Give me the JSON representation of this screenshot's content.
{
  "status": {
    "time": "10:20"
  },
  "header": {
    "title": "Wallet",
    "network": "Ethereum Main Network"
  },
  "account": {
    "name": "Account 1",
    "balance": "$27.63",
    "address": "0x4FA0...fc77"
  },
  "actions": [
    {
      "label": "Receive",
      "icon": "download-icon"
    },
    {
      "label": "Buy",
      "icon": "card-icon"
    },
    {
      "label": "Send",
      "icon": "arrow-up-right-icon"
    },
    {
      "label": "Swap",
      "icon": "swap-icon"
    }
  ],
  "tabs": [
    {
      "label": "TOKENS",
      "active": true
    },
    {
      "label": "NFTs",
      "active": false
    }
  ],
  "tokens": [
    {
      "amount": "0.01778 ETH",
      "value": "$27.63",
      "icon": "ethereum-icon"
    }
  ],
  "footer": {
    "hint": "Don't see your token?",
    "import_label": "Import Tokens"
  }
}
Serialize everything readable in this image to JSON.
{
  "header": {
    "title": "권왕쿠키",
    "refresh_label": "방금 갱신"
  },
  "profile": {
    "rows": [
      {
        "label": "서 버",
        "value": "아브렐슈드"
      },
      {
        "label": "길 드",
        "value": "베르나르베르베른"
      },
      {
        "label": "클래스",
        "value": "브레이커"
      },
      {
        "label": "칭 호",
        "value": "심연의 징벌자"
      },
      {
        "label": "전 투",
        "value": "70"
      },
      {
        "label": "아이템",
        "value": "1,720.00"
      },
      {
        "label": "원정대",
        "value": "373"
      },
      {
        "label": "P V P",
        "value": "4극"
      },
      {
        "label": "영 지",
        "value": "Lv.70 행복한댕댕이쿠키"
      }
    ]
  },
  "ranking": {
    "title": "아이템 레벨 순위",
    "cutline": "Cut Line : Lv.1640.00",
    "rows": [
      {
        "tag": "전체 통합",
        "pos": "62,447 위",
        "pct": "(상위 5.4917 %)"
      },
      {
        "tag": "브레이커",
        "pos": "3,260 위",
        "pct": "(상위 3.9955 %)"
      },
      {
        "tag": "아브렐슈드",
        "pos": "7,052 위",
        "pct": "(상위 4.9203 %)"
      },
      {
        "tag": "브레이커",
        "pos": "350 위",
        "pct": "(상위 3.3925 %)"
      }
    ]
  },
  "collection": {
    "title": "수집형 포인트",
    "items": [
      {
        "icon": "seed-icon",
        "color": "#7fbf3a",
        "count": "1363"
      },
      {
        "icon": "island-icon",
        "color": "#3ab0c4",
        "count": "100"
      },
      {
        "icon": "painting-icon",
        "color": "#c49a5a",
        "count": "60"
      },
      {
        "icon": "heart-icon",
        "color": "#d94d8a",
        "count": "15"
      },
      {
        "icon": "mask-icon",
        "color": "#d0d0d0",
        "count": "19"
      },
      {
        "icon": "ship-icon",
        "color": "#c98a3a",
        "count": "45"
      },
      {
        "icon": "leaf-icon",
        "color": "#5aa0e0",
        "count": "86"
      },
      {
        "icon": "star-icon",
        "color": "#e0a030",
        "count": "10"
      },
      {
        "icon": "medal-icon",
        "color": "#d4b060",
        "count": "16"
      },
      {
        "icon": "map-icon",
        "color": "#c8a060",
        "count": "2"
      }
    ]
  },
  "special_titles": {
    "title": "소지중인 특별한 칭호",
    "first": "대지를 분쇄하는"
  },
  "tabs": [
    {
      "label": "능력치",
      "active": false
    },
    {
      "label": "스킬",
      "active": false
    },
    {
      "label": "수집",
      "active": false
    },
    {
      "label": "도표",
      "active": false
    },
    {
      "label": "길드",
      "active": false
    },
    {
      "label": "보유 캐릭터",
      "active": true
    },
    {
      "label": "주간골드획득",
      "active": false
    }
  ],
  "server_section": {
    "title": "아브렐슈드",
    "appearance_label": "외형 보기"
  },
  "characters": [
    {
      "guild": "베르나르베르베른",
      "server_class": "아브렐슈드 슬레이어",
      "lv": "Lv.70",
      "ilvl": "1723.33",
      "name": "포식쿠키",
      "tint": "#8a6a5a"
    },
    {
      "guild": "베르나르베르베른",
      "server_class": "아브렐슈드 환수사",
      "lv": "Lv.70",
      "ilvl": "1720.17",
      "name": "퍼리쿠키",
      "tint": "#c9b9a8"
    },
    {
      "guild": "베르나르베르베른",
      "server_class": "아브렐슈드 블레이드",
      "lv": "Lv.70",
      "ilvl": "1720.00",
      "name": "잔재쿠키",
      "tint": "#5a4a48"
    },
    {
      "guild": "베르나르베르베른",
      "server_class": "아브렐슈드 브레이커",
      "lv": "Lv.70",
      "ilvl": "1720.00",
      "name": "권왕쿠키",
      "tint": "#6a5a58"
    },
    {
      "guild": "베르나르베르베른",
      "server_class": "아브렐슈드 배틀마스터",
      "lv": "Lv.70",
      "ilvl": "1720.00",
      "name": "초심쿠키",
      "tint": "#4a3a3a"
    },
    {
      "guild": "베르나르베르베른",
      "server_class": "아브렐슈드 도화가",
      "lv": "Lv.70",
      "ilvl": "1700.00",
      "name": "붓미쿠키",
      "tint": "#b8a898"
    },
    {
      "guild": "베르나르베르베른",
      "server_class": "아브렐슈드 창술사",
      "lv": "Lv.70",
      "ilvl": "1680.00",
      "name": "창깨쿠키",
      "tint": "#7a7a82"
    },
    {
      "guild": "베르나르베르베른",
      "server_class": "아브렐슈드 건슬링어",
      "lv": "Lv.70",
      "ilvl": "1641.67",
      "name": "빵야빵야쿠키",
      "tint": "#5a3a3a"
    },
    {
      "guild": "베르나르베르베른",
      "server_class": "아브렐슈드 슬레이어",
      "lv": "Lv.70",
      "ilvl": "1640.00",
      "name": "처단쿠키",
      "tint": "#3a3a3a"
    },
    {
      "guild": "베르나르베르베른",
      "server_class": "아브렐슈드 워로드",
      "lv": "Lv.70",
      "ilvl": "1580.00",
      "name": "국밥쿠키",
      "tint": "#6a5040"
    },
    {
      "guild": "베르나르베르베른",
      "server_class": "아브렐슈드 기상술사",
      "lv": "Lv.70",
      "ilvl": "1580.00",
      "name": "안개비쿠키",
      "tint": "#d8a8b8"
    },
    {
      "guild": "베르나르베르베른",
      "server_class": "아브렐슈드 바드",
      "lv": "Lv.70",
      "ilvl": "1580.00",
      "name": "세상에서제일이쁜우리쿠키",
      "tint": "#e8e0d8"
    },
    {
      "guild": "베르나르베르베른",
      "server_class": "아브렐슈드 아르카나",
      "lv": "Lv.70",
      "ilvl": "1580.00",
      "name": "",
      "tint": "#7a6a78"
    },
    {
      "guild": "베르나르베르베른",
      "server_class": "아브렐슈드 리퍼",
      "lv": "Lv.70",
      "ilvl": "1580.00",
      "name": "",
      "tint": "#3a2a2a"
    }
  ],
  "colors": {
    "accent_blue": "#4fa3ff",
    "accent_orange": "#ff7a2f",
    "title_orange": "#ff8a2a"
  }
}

============================================================

◆ **What you need to do**
Find and copy each line above that includes the string "this".

◆ **Task result**
Give me the JSON representation of this screenshot's content.
Serialize everything readable in this image to JSON.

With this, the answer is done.